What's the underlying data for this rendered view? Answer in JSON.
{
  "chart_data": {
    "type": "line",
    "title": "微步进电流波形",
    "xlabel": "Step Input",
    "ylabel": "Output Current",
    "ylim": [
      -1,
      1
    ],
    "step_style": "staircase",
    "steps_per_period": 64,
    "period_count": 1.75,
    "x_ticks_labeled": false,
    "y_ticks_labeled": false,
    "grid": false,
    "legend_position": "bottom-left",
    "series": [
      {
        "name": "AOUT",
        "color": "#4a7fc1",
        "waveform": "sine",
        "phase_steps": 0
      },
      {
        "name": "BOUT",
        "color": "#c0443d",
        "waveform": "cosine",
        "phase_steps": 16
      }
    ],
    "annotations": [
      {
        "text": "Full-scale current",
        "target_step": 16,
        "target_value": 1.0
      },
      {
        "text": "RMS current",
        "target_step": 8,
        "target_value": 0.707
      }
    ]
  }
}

________

> JOB: Give back the whole listing exactly as it reads.

> EXPECTED OUTPUT:
What's the underlying data for this rendered view? Answer in JSON.
{
  "chart_data": {
    "type": "line",
    "title": "微步进电流波形",
    "xlabel": "Step Input",
    "ylabel": "Output Current",
    "ylim": [
      -1,
      1
    ],
    "step_style": "staircase",
    "steps_per_period": 64,
    "period_count": 1.75,
    "x_ticks_labeled": false,
    "y_ticks_labeled": false,
    "grid": false,
    "legend_position": "bottom-left",
    "series": [
      {
        "name": "AOUT",
        "color": "#4a7fc1",
        "waveform": "sine",
        "phase_steps": 0
      },
      {
        "name": "BOUT",
        "color": "#c0443d",
        "waveform": "cosine",
        "phase_steps": 16
      }
    ],
    "annotations": [
      {
        "text": "Full-scale current",
        "target_step": 16,
        "target_value": 1.0
      },
      {
        "text": "RMS current",
        "target_step": 8,
        "target_value": 0.707
      }
    ]
  }
}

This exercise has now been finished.